------ RECORDS FOR THIS EXERCISE

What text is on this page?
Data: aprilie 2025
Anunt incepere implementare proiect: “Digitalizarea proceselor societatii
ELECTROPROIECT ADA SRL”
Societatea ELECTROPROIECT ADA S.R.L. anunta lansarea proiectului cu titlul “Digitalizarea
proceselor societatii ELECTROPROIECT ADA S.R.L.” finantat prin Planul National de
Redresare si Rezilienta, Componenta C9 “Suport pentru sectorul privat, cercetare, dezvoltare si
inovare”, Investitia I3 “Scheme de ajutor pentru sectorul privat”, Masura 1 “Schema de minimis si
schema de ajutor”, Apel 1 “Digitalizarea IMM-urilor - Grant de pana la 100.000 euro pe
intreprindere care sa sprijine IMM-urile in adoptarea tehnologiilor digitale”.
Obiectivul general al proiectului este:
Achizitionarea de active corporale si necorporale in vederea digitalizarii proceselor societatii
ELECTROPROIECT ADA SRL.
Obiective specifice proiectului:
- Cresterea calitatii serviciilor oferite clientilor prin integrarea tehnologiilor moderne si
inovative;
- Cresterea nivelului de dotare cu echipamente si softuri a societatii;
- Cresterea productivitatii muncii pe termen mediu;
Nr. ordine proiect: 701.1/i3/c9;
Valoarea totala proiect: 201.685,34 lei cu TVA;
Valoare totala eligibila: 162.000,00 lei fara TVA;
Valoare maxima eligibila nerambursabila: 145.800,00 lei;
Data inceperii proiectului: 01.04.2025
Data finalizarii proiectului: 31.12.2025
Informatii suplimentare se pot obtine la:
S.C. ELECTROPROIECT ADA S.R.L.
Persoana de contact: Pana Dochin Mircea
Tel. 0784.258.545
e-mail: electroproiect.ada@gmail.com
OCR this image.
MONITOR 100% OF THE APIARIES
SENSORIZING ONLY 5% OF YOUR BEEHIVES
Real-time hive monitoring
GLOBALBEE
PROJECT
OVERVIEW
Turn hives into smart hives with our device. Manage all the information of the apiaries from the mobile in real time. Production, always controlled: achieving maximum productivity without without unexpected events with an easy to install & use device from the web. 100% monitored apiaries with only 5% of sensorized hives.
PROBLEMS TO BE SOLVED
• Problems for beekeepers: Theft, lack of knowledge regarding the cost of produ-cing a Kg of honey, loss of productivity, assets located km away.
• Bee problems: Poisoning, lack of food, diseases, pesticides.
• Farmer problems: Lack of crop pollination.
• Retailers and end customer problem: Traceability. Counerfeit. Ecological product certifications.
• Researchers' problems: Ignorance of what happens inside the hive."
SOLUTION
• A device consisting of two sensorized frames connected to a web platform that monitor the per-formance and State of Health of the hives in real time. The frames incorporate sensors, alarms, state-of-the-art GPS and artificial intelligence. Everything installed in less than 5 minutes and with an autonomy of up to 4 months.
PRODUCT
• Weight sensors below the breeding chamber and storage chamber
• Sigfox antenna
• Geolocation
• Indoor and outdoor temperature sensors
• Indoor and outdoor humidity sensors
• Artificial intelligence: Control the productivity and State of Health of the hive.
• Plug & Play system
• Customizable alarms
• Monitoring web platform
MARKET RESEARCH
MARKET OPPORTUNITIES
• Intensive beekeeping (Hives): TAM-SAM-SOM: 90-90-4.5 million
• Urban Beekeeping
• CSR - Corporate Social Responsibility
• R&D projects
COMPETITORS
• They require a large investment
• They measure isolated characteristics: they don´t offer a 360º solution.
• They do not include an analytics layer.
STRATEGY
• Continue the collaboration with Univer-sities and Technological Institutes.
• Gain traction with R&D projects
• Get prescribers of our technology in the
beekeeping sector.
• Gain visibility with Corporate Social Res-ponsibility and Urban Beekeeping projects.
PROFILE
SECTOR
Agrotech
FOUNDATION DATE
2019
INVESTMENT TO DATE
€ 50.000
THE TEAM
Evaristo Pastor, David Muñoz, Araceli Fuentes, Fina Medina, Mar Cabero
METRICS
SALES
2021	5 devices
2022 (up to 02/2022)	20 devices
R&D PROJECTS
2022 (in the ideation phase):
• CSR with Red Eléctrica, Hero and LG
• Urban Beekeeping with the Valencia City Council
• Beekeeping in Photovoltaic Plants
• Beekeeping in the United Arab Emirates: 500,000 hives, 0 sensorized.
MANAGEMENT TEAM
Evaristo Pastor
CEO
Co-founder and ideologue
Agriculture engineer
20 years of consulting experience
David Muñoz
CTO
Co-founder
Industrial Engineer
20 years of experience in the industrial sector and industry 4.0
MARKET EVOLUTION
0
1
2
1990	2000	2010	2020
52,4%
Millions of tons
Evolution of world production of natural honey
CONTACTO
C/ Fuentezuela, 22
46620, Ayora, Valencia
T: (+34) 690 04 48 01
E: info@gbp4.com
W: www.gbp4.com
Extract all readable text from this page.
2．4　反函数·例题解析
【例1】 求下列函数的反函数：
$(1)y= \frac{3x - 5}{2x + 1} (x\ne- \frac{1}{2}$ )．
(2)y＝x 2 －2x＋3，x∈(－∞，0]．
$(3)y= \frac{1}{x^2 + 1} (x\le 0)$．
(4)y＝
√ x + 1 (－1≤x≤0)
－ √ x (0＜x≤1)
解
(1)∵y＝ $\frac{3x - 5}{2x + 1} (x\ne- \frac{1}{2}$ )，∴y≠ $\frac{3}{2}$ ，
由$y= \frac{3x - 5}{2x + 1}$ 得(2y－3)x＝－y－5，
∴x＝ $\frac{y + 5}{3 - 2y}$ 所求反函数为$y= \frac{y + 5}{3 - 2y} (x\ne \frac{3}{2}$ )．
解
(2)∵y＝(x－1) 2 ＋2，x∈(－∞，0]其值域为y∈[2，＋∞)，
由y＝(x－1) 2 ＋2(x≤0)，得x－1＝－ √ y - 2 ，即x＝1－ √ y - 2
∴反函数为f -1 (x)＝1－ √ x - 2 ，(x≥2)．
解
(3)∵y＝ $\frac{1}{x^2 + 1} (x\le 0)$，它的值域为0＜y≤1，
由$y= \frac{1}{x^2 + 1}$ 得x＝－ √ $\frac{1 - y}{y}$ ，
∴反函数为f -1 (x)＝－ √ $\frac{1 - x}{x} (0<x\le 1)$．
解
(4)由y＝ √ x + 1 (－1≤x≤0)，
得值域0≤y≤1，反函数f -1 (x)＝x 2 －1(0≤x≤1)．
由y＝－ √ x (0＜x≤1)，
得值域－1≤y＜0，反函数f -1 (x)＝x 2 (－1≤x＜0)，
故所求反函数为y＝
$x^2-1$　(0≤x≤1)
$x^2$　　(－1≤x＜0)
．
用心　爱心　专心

------------

§ WHAT YOU NEED TO DO
Locate the word "Muñoz" in the records above, and return each line that has it.

§ WRITTEN RESPONSE
Evaristo Pastor, David Muñoz, Araceli Fuentes, Fina Medina, Mar Cabero
David Muñoz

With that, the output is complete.